Goal: Word for word, restate every line of the material.

------

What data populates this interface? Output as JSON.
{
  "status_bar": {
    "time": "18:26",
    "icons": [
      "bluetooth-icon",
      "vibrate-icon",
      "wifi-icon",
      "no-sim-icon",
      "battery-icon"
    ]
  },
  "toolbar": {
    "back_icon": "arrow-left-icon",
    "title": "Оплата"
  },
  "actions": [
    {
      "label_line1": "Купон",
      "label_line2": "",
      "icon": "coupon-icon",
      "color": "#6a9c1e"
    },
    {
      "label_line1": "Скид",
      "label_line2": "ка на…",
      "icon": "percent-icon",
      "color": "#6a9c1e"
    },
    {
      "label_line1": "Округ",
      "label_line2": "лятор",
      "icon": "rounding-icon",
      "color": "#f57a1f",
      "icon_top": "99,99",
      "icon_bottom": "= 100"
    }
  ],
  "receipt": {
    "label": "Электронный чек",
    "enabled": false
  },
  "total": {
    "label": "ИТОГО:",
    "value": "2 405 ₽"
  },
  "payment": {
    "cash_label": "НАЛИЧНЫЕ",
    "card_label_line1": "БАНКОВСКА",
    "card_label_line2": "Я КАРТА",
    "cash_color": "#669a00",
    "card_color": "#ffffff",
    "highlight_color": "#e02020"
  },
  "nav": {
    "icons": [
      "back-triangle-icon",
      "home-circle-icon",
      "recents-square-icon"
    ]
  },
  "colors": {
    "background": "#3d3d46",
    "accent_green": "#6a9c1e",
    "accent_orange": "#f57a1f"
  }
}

------

Solution for this exercise:
What data populates this interface? Output as JSON.
{
  "status_bar": {
    "time": "18:26",
    "icons": [
      "bluetooth-icon",
      "vibrate-icon",
      "wifi-icon",
      "no-sim-icon",
      "battery-icon"
    ]
  },
  "toolbar": {
    "back_icon": "arrow-left-icon",
    "title": "Оплата"
  },
  "actions": [
    {
      "label_line1": "Купон",
      "label_line2": "",
      "icon": "coupon-icon",
      "color": "#6a9c1e"
    },
    {
      "label_line1": "Скид",
      "label_line2": "ка на…",
      "icon": "percent-icon",
      "color": "#6a9c1e"
    },
    {
      "label_line1": "Округ",
      "label_line2": "лятор",
      "icon": "rounding-icon",
      "color": "#f57a1f",
      "icon_top": "99,99",
      "icon_bottom": "= 100"
    }
  ],
  "receipt": {
    "label": "Электронный чек",
    "enabled": false
  },
  "total": {
    "label": "ИТОГО:",
    "value": "2 405 ₽"
  },
  "payment": {
    "cash_label": "НАЛИЧНЫЕ",
    "card_label_line1": "БАНКОВСКА",
    "card_label_line2": "Я КАРТА",
    "cash_color": "#669a00",
    "card_color": "#ffffff",
    "highlight_color": "#e02020"
  },
  "nav": {
    "icons": [
      "back-triangle-icon",
      "home-circle-icon",
      "recents-square-icon"
    ]
  },
  "colors": {
    "background": "#3d3d46",
    "accent_green": "#6a9c1e",
    "accent_orange": "#f57a1f"
  }
}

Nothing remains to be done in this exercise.